(Figure record listings)
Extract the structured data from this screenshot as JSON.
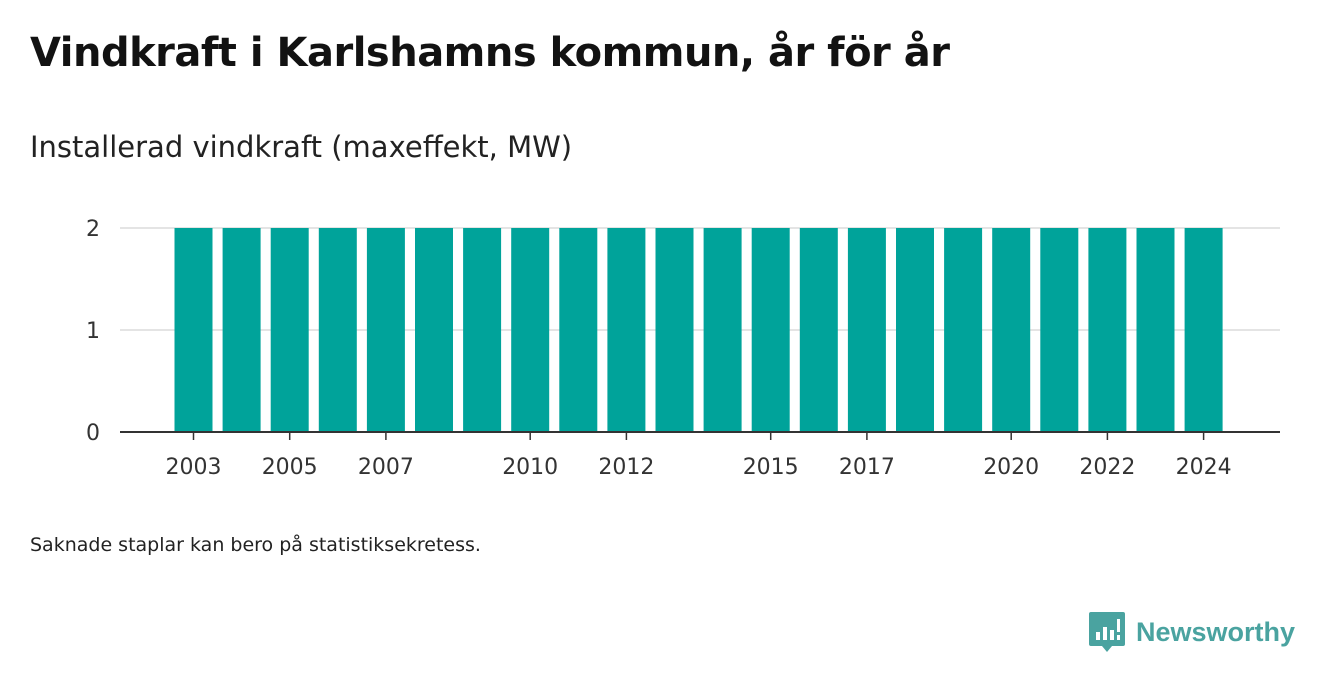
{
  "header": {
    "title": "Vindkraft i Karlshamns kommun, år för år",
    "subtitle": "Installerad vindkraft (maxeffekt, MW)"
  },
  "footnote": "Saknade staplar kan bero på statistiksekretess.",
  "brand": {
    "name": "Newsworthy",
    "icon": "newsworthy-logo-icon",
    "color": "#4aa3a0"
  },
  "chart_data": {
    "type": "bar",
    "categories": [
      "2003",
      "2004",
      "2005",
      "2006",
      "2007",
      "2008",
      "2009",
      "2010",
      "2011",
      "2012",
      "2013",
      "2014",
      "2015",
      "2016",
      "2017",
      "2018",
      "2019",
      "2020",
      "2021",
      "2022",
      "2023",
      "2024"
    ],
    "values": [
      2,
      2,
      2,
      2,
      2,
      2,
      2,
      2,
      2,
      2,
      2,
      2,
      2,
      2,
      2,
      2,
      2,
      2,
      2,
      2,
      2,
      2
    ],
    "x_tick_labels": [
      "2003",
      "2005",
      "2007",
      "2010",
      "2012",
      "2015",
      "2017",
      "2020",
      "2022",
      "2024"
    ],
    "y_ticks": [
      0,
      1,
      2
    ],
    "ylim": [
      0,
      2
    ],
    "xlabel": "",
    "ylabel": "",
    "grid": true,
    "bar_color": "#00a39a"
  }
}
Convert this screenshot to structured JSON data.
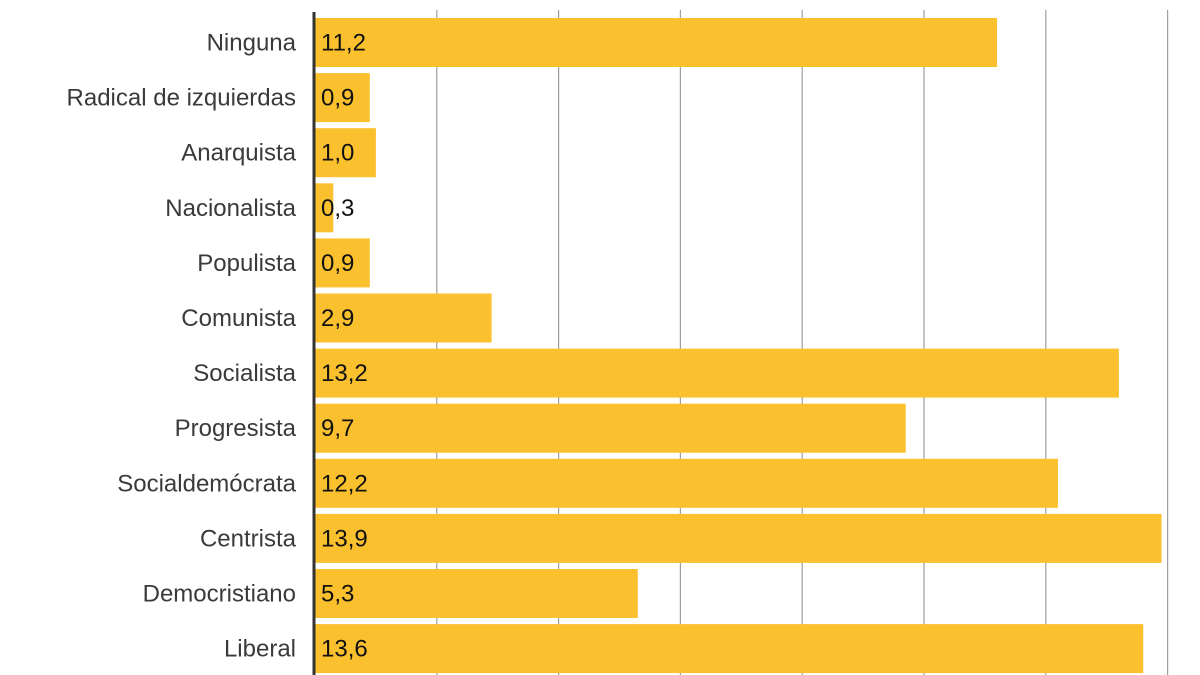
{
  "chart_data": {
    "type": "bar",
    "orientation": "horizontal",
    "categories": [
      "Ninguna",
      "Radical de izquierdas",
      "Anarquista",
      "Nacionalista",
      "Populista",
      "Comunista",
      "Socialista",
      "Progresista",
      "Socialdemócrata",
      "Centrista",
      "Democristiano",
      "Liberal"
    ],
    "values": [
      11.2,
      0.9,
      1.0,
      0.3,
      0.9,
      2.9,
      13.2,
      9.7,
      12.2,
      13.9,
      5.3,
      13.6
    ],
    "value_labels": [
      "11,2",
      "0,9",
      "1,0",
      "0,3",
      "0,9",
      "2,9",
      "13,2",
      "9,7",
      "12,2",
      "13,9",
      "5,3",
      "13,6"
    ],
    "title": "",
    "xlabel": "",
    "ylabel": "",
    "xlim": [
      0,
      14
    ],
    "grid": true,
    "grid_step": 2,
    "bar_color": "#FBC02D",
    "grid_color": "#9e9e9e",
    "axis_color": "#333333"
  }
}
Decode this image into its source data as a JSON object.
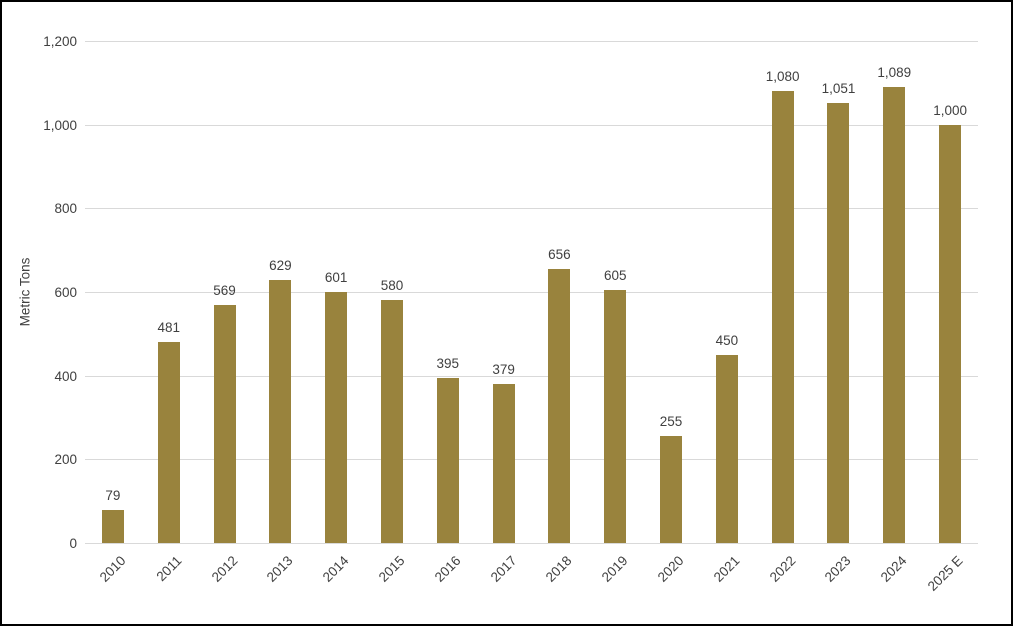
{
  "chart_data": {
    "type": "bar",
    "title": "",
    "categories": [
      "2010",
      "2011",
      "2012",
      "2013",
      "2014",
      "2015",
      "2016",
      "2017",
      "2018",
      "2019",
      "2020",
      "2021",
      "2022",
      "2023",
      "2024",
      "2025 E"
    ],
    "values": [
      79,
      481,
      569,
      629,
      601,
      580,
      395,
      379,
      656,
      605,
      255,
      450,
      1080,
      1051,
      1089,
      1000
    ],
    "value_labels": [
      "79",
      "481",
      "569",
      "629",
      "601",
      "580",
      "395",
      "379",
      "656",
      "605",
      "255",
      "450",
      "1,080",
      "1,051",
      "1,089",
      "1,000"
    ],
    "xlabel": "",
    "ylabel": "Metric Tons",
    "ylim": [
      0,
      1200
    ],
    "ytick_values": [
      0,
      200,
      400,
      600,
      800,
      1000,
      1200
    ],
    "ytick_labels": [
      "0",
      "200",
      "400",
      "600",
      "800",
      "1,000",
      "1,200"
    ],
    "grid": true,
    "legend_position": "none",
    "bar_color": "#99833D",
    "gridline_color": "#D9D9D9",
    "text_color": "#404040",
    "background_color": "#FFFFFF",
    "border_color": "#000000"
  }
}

**GIVEN INSTRUCTION**
Gather each line in these records that contains the string "structured".

**ANSWER TO THE TASK**
Extract the structured data from this screenshot as JSON.
Convert this screenshot to structured JSON data.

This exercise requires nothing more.